┌──
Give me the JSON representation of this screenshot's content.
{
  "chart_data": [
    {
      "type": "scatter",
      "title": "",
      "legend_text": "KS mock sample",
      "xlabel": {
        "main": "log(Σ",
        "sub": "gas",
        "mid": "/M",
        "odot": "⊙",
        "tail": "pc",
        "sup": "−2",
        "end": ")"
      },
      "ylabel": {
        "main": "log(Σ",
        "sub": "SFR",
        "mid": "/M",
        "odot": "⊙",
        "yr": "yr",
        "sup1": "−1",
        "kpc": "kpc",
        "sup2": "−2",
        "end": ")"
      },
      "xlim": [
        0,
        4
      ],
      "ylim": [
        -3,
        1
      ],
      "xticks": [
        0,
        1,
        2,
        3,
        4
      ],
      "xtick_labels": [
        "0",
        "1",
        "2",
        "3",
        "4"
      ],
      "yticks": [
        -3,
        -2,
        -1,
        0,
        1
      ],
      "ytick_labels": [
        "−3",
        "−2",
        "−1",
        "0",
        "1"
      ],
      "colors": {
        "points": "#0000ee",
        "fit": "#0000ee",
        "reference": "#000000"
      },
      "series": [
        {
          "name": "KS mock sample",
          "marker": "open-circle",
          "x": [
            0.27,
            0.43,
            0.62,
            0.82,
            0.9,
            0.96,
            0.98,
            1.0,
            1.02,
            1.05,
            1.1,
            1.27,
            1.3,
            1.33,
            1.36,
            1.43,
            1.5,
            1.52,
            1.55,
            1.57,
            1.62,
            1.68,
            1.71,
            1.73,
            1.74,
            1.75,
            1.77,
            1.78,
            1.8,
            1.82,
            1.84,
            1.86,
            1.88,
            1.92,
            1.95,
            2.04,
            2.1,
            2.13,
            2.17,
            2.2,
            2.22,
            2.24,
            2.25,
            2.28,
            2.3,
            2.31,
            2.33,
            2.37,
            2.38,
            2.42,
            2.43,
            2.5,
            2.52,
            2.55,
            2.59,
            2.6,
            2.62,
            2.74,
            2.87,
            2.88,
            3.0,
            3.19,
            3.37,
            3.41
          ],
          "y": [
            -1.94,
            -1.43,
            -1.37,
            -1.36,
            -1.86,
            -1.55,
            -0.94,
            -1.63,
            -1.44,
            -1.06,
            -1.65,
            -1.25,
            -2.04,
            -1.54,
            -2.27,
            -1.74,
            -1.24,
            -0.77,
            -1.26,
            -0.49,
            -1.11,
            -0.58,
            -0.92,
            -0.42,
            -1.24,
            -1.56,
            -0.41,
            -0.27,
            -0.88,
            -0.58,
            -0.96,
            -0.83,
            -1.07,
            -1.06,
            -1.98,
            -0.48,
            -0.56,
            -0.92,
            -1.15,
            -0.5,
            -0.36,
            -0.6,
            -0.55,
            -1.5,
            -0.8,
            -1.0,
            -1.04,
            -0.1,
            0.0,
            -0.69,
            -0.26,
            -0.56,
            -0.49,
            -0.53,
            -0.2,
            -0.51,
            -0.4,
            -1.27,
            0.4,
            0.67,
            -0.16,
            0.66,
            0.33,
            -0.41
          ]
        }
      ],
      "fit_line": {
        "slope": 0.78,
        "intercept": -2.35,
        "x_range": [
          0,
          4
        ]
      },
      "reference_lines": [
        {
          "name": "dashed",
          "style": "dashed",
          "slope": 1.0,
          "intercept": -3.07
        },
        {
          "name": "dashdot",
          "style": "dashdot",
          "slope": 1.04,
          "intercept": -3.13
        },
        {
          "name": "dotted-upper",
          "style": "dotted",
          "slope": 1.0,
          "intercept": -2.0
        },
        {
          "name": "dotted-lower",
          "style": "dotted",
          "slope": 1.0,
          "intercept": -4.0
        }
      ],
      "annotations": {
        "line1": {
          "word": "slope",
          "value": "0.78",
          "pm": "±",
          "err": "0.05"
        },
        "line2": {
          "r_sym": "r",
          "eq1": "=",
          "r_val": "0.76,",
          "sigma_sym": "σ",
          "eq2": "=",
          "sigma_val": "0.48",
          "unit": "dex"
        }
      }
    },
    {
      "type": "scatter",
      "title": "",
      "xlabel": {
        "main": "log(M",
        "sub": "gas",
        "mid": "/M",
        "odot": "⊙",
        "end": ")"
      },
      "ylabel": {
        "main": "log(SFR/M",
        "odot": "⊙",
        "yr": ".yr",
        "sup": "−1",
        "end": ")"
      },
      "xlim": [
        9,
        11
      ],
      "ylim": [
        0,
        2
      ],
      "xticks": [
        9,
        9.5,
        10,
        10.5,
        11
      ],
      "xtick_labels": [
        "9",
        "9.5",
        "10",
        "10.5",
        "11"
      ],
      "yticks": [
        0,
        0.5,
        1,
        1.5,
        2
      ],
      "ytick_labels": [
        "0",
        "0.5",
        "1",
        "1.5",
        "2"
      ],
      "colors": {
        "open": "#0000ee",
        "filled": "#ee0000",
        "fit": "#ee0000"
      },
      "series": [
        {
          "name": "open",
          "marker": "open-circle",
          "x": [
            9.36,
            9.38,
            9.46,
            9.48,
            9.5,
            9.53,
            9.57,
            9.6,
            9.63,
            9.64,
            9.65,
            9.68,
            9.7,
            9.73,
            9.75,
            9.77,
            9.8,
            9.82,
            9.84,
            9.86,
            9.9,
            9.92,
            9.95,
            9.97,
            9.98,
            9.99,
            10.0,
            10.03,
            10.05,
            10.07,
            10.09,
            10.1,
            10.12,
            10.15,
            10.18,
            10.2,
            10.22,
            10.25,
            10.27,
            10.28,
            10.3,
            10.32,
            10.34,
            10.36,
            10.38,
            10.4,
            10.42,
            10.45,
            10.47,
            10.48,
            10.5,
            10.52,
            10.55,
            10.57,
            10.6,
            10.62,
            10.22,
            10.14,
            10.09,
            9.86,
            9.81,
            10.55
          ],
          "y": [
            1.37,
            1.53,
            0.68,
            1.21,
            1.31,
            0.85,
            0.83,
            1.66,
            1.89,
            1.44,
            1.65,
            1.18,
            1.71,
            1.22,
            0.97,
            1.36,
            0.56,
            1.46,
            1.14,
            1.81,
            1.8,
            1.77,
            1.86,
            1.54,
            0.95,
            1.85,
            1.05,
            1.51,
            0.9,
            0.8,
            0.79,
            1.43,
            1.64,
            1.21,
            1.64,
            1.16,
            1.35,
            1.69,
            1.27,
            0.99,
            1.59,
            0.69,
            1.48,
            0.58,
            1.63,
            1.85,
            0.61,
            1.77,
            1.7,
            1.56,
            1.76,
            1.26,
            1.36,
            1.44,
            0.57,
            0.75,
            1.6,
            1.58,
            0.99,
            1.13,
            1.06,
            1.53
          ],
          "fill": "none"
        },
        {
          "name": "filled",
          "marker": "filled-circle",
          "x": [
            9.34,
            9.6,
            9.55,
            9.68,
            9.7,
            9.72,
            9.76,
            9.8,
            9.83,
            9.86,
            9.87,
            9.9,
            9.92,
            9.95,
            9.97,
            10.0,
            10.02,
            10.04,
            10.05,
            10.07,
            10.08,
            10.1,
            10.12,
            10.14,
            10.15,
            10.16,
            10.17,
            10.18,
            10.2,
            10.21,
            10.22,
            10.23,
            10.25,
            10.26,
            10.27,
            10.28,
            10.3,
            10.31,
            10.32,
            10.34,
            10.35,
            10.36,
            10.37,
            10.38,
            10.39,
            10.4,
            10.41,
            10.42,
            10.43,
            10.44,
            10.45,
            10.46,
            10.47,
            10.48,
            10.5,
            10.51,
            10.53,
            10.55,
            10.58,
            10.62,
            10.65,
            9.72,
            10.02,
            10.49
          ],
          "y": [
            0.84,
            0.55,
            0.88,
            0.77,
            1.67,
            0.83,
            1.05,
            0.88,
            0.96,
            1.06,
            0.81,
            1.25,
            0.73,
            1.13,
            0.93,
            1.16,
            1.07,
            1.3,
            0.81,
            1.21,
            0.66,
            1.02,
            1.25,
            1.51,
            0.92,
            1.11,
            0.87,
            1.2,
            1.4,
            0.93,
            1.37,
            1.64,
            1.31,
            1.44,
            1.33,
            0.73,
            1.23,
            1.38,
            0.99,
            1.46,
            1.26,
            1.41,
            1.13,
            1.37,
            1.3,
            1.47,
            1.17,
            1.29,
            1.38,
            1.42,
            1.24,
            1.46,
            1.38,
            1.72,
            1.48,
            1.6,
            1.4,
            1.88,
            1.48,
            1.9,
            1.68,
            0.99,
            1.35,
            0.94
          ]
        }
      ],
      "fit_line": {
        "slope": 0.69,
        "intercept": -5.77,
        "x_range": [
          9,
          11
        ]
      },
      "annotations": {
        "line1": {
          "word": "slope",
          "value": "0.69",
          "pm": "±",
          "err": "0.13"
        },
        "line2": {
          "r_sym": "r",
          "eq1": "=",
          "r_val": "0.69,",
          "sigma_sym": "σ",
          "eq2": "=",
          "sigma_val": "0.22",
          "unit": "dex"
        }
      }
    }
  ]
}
└──
• _YOUR INSTRUCTIONS_
Return only the count of lines in the records that hold the word "filled".

• _THE RESULT_
3